== Exercise inputs ==
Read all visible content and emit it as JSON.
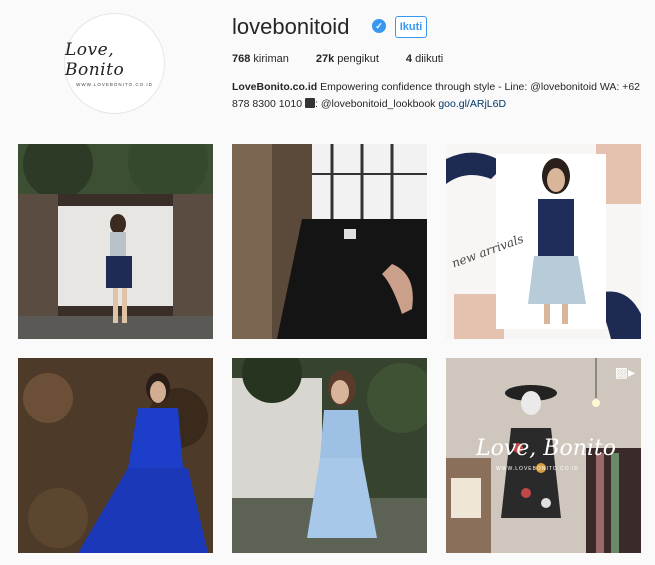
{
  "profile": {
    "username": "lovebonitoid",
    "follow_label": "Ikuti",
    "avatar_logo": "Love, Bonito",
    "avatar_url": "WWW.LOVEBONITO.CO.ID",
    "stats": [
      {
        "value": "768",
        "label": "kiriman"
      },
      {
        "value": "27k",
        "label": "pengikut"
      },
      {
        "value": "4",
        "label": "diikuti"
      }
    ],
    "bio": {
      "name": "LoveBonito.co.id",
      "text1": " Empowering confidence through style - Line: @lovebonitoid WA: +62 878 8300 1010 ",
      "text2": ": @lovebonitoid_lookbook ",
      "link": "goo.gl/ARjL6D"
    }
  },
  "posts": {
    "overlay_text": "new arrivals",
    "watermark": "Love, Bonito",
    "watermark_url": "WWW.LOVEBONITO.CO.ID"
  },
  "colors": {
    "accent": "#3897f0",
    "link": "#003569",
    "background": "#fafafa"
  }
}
* * *
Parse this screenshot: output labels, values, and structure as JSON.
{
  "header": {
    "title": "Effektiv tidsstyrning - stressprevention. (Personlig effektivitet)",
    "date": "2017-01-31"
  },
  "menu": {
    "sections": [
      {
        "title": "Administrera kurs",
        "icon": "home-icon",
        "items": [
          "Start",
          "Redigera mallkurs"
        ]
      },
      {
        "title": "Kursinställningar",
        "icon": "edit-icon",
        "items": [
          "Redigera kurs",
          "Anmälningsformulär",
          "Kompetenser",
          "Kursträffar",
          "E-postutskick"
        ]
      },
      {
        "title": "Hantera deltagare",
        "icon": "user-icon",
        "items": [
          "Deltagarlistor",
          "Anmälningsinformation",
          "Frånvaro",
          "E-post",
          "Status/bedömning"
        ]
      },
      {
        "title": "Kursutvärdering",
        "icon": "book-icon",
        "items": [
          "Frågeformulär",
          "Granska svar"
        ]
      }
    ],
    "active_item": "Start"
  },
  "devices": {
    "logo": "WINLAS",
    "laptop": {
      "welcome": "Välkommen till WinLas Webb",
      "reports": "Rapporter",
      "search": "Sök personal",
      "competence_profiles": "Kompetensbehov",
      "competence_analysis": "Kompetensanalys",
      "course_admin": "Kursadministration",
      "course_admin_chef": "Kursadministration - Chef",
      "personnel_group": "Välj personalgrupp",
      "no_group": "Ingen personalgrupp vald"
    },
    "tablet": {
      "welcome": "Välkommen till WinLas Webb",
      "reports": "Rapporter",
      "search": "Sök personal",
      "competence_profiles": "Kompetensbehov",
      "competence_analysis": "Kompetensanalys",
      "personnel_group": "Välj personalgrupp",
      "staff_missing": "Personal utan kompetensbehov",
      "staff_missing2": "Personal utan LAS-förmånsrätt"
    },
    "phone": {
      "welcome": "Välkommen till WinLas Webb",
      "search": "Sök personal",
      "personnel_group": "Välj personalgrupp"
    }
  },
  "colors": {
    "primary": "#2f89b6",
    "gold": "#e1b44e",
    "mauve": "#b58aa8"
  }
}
==
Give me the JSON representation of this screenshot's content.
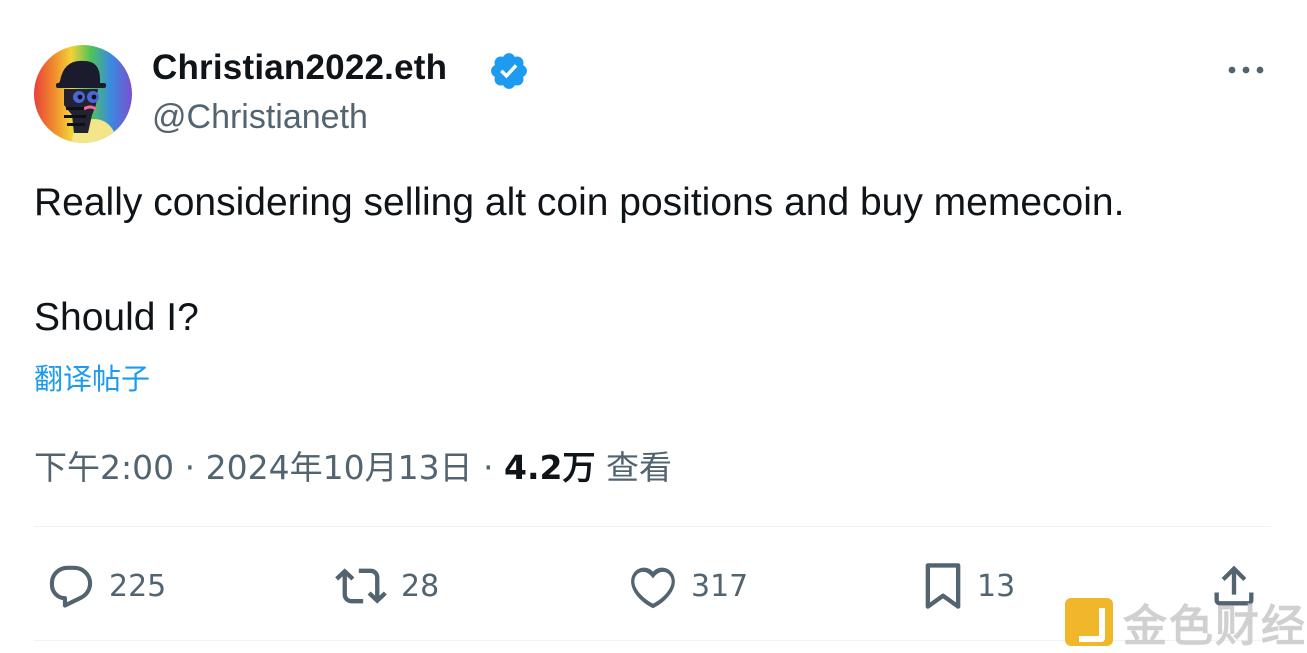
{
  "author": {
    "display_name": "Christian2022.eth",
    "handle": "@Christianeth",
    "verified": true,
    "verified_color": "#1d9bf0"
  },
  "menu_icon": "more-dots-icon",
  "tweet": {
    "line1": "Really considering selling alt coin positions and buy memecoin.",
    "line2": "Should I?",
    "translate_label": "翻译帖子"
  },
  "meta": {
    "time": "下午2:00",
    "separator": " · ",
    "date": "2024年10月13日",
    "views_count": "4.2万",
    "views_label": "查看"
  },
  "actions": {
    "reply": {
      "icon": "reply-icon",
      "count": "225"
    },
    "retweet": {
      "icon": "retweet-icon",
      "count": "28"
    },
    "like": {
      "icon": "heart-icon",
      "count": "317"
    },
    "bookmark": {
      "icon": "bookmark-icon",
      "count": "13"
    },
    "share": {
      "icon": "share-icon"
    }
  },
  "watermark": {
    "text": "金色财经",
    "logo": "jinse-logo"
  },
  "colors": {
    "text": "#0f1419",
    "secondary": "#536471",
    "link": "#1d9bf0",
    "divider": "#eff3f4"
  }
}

== Directive ==
Return every line holding the word "title" from the records.

== Solution to this problem ==
    "title": "Effektiv tidsstyrning - stressprevention. (Personlig effektivitet)",
        "title": "Administrera kurs",
        "title": "Kursinställningar",
        "title": "Hantera deltagare",
        "title": "Kursutvärdering",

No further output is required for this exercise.